EXERCISE DIRECTIONS: Each line that follows is to be retyped exactly.

Items from a figure collection:
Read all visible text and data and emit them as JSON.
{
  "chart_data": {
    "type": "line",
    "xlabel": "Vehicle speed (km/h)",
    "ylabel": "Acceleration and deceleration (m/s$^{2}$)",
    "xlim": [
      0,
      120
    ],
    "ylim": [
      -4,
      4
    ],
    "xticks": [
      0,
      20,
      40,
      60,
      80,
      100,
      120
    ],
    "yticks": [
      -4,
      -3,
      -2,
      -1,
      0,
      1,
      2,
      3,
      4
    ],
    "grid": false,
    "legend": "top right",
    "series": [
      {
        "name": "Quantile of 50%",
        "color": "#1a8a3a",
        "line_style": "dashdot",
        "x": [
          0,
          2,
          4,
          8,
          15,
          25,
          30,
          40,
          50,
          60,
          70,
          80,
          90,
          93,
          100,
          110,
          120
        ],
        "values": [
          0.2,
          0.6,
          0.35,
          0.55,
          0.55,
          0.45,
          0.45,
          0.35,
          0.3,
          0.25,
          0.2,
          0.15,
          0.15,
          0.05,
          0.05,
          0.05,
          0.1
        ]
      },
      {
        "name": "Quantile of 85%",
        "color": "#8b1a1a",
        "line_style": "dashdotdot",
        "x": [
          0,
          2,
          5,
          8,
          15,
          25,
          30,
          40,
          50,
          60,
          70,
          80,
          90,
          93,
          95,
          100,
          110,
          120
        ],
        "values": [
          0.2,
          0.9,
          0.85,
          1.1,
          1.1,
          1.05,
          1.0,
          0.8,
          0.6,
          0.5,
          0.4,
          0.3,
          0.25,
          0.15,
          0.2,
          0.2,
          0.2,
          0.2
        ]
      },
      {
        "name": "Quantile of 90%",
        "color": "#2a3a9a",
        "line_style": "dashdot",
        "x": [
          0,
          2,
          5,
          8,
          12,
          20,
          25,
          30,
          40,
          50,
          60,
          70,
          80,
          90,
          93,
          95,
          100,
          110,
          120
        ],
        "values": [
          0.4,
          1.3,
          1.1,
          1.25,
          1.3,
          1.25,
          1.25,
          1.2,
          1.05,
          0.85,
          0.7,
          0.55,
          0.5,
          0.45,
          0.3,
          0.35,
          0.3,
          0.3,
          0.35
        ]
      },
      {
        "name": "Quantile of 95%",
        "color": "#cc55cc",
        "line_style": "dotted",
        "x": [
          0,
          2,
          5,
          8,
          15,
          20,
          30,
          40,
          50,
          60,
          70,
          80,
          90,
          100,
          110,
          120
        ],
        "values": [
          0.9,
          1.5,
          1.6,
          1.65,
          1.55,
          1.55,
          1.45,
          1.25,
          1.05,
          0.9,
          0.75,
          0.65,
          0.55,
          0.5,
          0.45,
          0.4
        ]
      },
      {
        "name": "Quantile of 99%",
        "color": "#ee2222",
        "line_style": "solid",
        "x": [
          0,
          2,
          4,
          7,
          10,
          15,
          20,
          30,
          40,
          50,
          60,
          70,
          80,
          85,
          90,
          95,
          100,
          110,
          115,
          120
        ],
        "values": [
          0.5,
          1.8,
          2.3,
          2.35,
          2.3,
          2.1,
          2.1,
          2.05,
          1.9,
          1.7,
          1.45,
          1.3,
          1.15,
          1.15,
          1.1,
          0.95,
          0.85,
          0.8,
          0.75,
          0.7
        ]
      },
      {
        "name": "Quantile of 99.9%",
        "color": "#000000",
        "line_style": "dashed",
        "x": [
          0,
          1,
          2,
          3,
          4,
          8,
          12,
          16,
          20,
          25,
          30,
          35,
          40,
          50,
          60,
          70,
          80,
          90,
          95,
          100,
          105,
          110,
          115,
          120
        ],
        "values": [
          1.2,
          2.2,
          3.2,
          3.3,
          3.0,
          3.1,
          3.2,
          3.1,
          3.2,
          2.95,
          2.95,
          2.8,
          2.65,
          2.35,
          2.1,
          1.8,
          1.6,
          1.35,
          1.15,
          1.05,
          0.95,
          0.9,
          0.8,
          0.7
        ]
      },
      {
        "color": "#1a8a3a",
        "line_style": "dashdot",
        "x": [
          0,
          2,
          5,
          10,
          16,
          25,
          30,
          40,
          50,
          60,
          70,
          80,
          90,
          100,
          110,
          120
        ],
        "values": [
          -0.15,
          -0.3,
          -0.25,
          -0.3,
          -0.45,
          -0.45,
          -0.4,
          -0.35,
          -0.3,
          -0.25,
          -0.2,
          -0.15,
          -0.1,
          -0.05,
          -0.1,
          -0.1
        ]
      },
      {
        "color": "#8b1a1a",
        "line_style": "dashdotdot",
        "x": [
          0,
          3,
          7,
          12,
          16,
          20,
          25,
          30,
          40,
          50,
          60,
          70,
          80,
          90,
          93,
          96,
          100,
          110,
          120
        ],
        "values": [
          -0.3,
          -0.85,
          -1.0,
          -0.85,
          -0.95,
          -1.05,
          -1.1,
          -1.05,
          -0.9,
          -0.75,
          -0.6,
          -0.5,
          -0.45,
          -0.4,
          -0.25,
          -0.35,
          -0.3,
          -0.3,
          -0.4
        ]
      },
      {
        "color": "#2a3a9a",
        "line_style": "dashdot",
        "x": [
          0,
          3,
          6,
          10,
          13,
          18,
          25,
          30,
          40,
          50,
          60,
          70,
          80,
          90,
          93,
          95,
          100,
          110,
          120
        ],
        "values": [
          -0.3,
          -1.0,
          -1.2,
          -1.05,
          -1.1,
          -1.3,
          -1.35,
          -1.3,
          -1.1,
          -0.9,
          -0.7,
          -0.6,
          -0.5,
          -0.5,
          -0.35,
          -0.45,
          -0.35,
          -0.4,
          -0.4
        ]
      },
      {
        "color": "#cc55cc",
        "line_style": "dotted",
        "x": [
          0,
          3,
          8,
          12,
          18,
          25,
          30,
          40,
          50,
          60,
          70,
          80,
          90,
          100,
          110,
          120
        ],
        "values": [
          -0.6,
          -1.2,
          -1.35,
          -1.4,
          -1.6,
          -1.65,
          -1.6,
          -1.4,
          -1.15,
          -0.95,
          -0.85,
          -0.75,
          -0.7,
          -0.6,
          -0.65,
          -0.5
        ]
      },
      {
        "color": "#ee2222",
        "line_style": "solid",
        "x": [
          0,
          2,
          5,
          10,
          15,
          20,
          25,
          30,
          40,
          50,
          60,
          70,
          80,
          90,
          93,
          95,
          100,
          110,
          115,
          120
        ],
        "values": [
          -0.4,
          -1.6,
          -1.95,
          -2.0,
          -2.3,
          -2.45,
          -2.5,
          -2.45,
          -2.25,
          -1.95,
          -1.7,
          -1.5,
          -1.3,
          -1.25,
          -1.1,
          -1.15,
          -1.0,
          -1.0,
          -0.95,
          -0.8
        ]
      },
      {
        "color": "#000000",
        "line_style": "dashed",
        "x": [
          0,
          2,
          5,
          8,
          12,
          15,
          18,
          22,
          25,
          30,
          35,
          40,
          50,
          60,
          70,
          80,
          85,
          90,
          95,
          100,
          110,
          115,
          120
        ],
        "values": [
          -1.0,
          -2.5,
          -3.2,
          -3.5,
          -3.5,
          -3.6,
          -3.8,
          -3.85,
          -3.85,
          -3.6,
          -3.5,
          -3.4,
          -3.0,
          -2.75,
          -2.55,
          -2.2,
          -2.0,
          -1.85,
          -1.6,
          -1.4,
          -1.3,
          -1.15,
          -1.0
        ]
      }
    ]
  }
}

CORRECT OUTPUT:
Read all visible text and data and emit them as JSON.
{
  "chart_data": {
    "type": "line",
    "xlabel": "Vehicle speed (km/h)",
    "ylabel": "Acceleration and deceleration (m/s$^{2}$)",
    "xlim": [
      0,
      120
    ],
    "ylim": [
      -4,
      4
    ],
    "xticks": [
      0,
      20,
      40,
      60,
      80,
      100,
      120
    ],
    "yticks": [
      -4,
      -3,
      -2,
      -1,
      0,
      1,
      2,
      3,
      4
    ],
    "grid": false,
    "legend": "top right",
    "series": [
      {
        "name": "Quantile of 50%",
        "color": "#1a8a3a",
        "line_style": "dashdot",
        "x": [
          0,
          2,
          4,
          8,
          15,
          25,
          30,
          40,
          50,
          60,
          70,
          80,
          90,
          93,
          100,
          110,
          120
        ],
        "values": [
          0.2,
          0.6,
          0.35,
          0.55,
          0.55,
          0.45,
          0.45,
          0.35,
          0.3,
          0.25,
          0.2,
          0.15,
          0.15,
          0.05,
          0.05,
          0.05,
          0.1
        ]
      },
      {
        "name": "Quantile of 85%",
        "color": "#8b1a1a",
        "line_style": "dashdotdot",
        "x": [
          0,
          2,
          5,
          8,
          15,
          25,
          30,
          40,
          50,
          60,
          70,
          80,
          90,
          93,
          95,
          100,
          110,
          120
        ],
        "values": [
          0.2,
          0.9,
          0.85,
          1.1,
          1.1,
          1.05,
          1.0,
          0.8,
          0.6,
          0.5,
          0.4,
          0.3,
          0.25,
          0.15,
          0.2,
          0.2,
          0.2,
          0.2
        ]
      },
      {
        "name": "Quantile of 90%",
        "color": "#2a3a9a",
        "line_style": "dashdot",
        "x": [
          0,
          2,
          5,
          8,
          12,
          20,
          25,
          30,
          40,
          50,
          60,
          70,
          80,
          90,
          93,
          95,
          100,
          110,
          120
        ],
        "values": [
          0.4,
          1.3,
          1.1,
          1.25,
          1.3,
          1.25,
          1.25,
          1.2,
          1.05,
          0.85,
          0.7,
          0.55,
          0.5,
          0.45,
          0.3,
          0.35,
          0.3,
          0.3,
          0.35
        ]
      },
      {
        "name": "Quantile of 95%",
        "color": "#cc55cc",
        "line_style": "dotted",
        "x": [
          0,
          2,
          5,
          8,
          15,
          20,
          30,
          40,
          50,
          60,
          70,
          80,
          90,
          100,
          110,
          120
        ],
        "values": [
          0.9,
          1.5,
          1.6,
          1.65,
          1.55,
          1.55,
          1.45,
          1.25,
          1.05,
          0.9,
          0.75,
          0.65,
          0.55,
          0.5,
          0.45,
          0.4
        ]
      },
      {
        "name": "Quantile of 99%",
        "color": "#ee2222",
        "line_style": "solid",
        "x": [
          0,
          2,
          4,
          7,
          10,
          15,
          20,
          30,
          40,
          50,
          60,
          70,
          80,
          85,
          90,
          95,
          100,
          110,
          115,
          120
        ],
        "values": [
          0.5,
          1.8,
          2.3,
          2.35,
          2.3,
          2.1,
          2.1,
          2.05,
          1.9,
          1.7,
          1.45,
          1.3,
          1.15,
          1.15,
          1.1,
          0.95,
          0.85,
          0.8,
          0.75,
          0.7
        ]
      },
      {
        "name": "Quantile of 99.9%",
        "color": "#000000",
        "line_style": "dashed",
        "x": [
          0,
          1,
          2,
          3,
          4,
          8,
          12,
          16,
          20,
          25,
          30,
          35,
          40,
          50,
          60,
          70,
          80,
          90,
          95,
          100,
          105,
          110,
          115,
          120
        ],
        "values": [
          1.2,
          2.2,
          3.2,
          3.3,
          3.0,
          3.1,
          3.2,
          3.1,
          3.2,
          2.95,
          2.95,
          2.8,
          2.65,
          2.35,
          2.1,
          1.8,
          1.6,
          1.35,
          1.15,
          1.05,
          0.95,
          0.9,
          0.8,
          0.7
        ]
      },
      {
        "color": "#1a8a3a",
        "line_style": "dashdot",
        "x": [
          0,
          2,
          5,
          10,
          16,
          25,
          30,
          40,
          50,
          60,
          70,
          80,
          90,
          100,
          110,
          120
        ],
        "values": [
          -0.15,
          -0.3,
          -0.25,
          -0.3,
          -0.45,
          -0.45,
          -0.4,
          -0.35,
          -0.3,
          -0.25,
          -0.2,
          -0.15,
          -0.1,
          -0.05,
          -0.1,
          -0.1
        ]
      },
      {
        "color": "#8b1a1a",
        "line_style": "dashdotdot",
        "x": [
          0,
          3,
          7,
          12,
          16,
          20,
          25,
          30,
          40,
          50,
          60,
          70,
          80,
          90,
          93,
          96,
          100,
          110,
          120
        ],
        "values": [
          -0.3,
          -0.85,
          -1.0,
          -0.85,
          -0.95,
          -1.05,
          -1.1,
          -1.05,
          -0.9,
          -0.75,
          -0.6,
          -0.5,
          -0.45,
          -0.4,
          -0.25,
          -0.35,
          -0.3,
          -0.3,
          -0.4
        ]
      },
      {
        "color": "#2a3a9a",
        "line_style": "dashdot",
        "x": [
          0,
          3,
          6,
          10,
          13,
          18,
          25,
          30,
          40,
          50,
          60,
          70,
          80,
          90,
          93,
          95,
          100,
          110,
          120
        ],
        "values": [
          -0.3,
          -1.0,
          -1.2,
          -1.05,
          -1.1,
          -1.3,
          -1.35,
          -1.3,
          -1.1,
          -0.9,
          -0.7,
          -0.6,
          -0.5,
          -0.5,
          -0.35,
          -0.45,
          -0.35,
          -0.4,
          -0.4
        ]
      },
      {
        "color": "#cc55cc",
        "line_style": "dotted",
        "x": [
          0,
          3,
          8,
          12,
          18,
          25,
          30,
          40,
          50,
          60,
          70,
          80,
          90,
          100,
          110,
          120
        ],
        "values": [
          -0.6,
          -1.2,
          -1.35,
          -1.4,
          -1.6,
          -1.65,
          -1.6,
          -1.4,
          -1.15,
          -0.95,
          -0.85,
          -0.75,
          -0.7,
          -0.6,
          -0.65,
          -0.5
        ]
      },
      {
        "color": "#ee2222",
        "line_style": "solid",
        "x": [
          0,
          2,
          5,
          10,
          15,
          20,
          25,
          30,
          40,
          50,
          60,
          70,
          80,
          90,
          93,
          95,
          100,
          110,
          115,
          120
        ],
        "values": [
          -0.4,
          -1.6,
          -1.95,
          -2.0,
          -2.3,
          -2.45,
          -2.5,
          -2.45,
          -2.25,
          -1.95,
          -1.7,
          -1.5,
          -1.3,
          -1.25,
          -1.1,
          -1.15,
          -1.0,
          -1.0,
          -0.95,
          -0.8
        ]
      },
      {
        "color": "#000000",
        "line_style": "dashed",
        "x": [
          0,
          2,
          5,
          8,
          12,
          15,
          18,
          22,
          25,
          30,
          35,
          40,
          50,
          60,
          70,
          80,
          85,
          90,
          95,
          100,
          110,
          115,
          120
        ],
        "values": [
          -1.0,
          -2.5,
          -3.2,
          -3.5,
          -3.5,
          -3.6,
          -3.8,
          -3.85,
          -3.85,
          -3.6,
          -3.5,
          -3.4,
          -3.0,
          -2.75,
          -2.55,
          -2.2,
          -2.0,
          -1.85,
          -1.6,
          -1.4,
          -1.3,
          -1.15,
          -1.0
        ]
      }
    ]
  }
}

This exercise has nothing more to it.